[Task statement] Return the records that follow unaltered. Omit every picture.

[Records supplied]
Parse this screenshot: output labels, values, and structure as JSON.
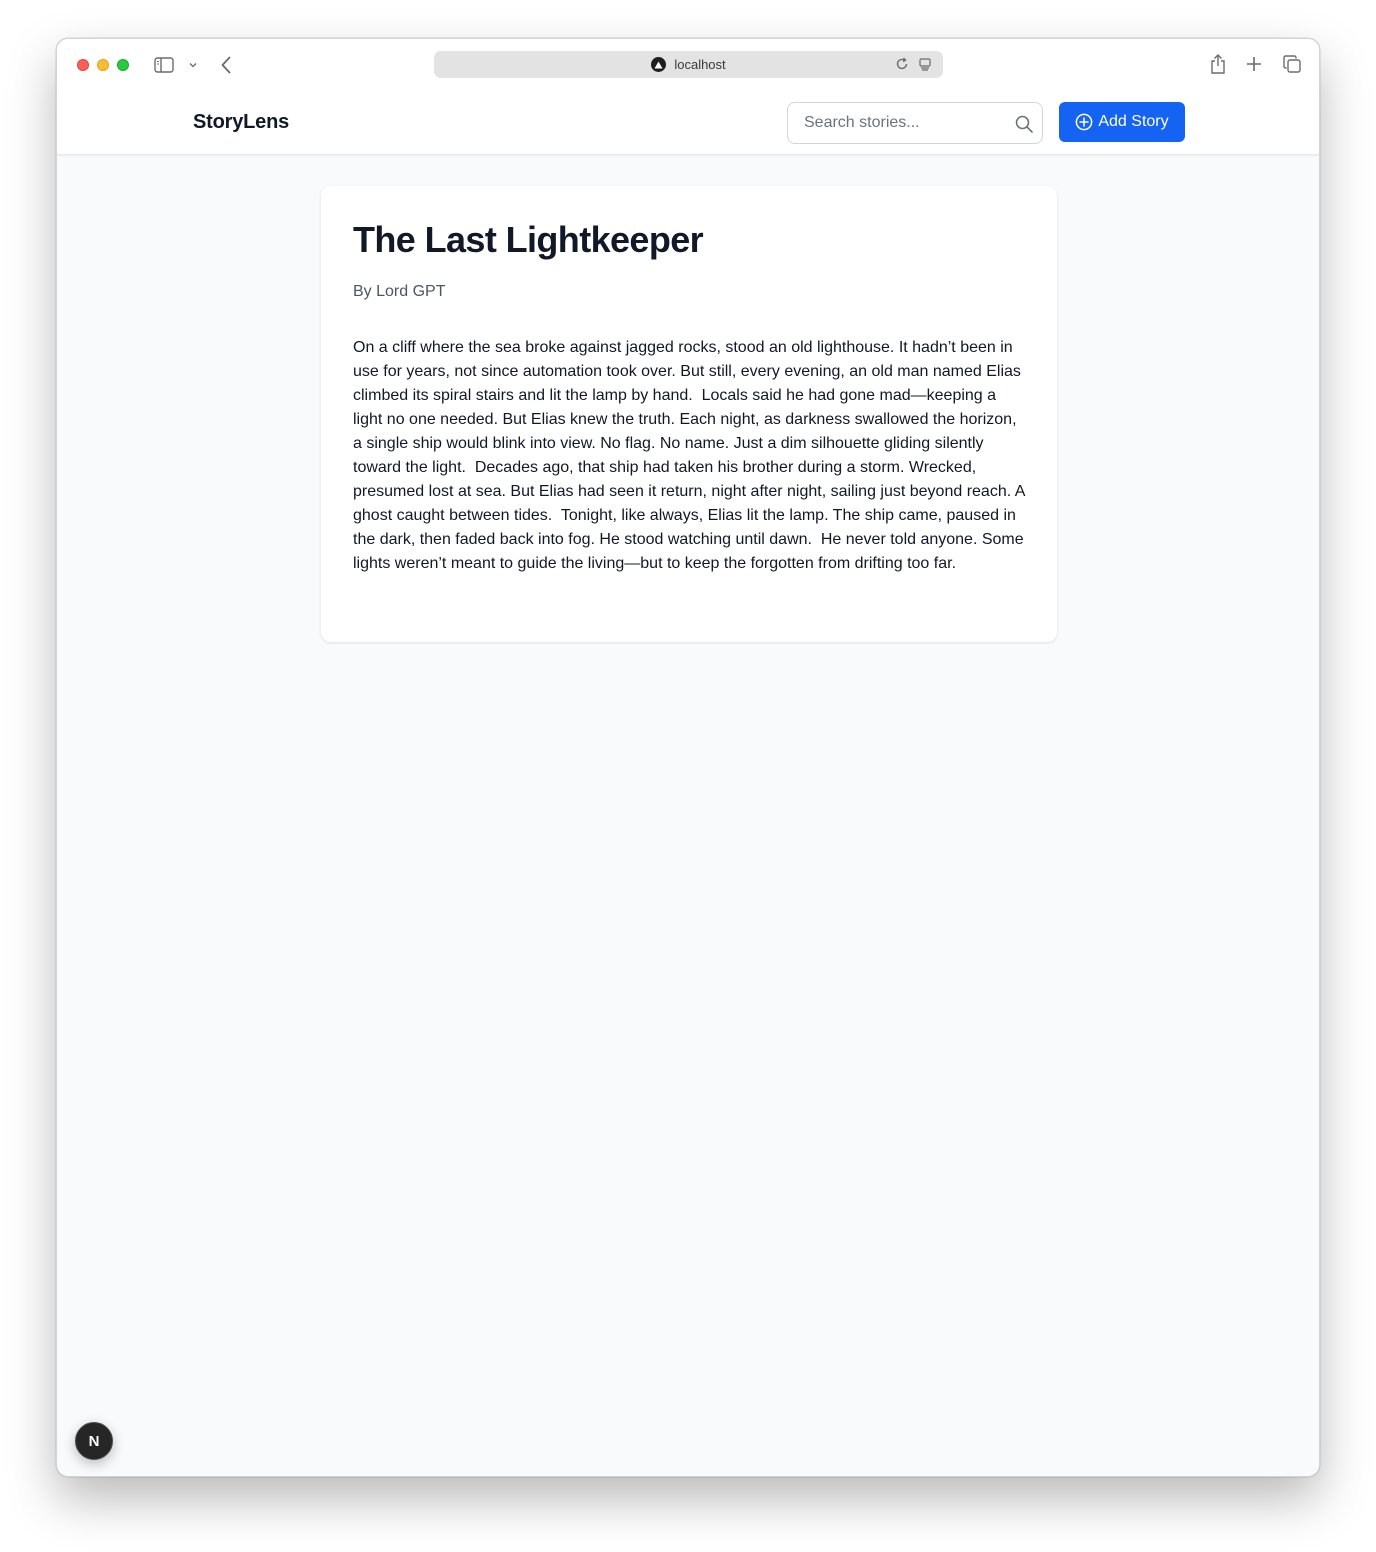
{
  "browser": {
    "url": "localhost"
  },
  "header": {
    "brand": "StoryLens",
    "search_placeholder": "Search stories...",
    "add_button_label": "Add Story"
  },
  "story": {
    "title": "The Last Lightkeeper",
    "byline": "By Lord GPT",
    "body": "On a cliff where the sea broke against jagged rocks, stood an old lighthouse. It hadn’t been in use for years, not since automation took over. But still, every evening, an old man named Elias climbed its spiral stairs and lit the lamp by hand.  Locals said he had gone mad—keeping a light no one needed. But Elias knew the truth. Each night, as darkness swallowed the horizon, a single ship would blink into view. No flag. No name. Just a dim silhouette gliding silently toward the light.  Decades ago, that ship had taken his brother during a storm. Wrecked, presumed lost at sea. But Elias had seen it return, night after night, sailing just beyond reach. A ghost caught between tides.  Tonight, like always, Elias lit the lamp. The ship came, paused in the dark, then faded back into fog. He stood watching until dawn.  He never told anyone. Some lights weren’t meant to guide the living—but to keep the forgotten from drifting too far."
  },
  "dev_indicator": {
    "label": "N"
  },
  "colors": {
    "accent": "#1463f3",
    "page_background": "#f9fafb",
    "text_primary": "#111827",
    "text_secondary": "#4b5563"
  },
  "icons": {
    "sidebar": "sidebar-icon",
    "back": "chevron-left-icon",
    "reload": "reload-icon",
    "share": "share-icon",
    "new_tab": "plus-icon",
    "tabs": "tab-overview-icon",
    "search": "search-icon",
    "add": "plus-circle-icon"
  }
}
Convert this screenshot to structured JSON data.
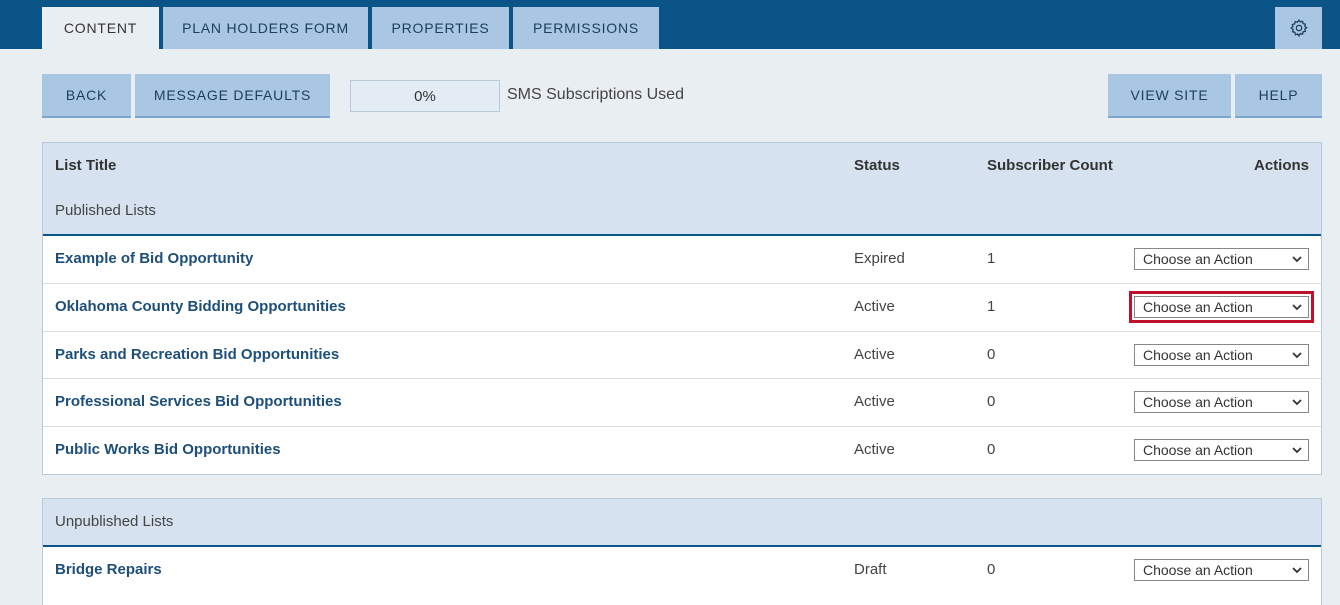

[Answer below]
Parse this screenshot: output labels, values, and structure as JSON.
{
  "browser": {
    "url": "localhost"
  },
  "header": {
    "brand": "StoryLens",
    "search_placeholder": "Search stories...",
    "add_button_label": "Add Story"
  },
  "story": {
    "title": "The Last Lightkeeper",
    "byline": "By Lord GPT",
    "body": "On a cliff where the sea broke against jagged rocks, stood an old lighthouse. It hadn’t been in use for years, not since automation took over. But still, every evening, an old man named Elias climbed its spiral stairs and lit the lamp by hand.  Locals said he had gone mad—keeping a light no one needed. But Elias knew the truth. Each night, as darkness swallowed the horizon, a single ship would blink into view. No flag. No name. Just a dim silhouette gliding silently toward the light.  Decades ago, that ship had taken his brother during a storm. Wrecked, presumed lost at sea. But Elias had seen it return, night after night, sailing just beyond reach. A ghost caught between tides.  Tonight, like always, Elias lit the lamp. The ship came, paused in the dark, then faded back into fog. He stood watching until dawn.  He never told anyone. Some lights weren’t meant to guide the living—but to keep the forgotten from drifting too far."
  },
  "dev_indicator": {
    "label": "N"
  },
  "colors": {
    "accent": "#1463f3",
    "page_background": "#f9fafb",
    "text_primary": "#111827",
    "text_secondary": "#4b5563"
  },
  "icons": {
    "sidebar": "sidebar-icon",
    "back": "chevron-left-icon",
    "reload": "reload-icon",
    "share": "share-icon",
    "new_tab": "plus-icon",
    "tabs": "tab-overview-icon",
    "search": "search-icon",
    "add": "plus-circle-icon"
  }
}
Convert this screenshot to structured JSON data.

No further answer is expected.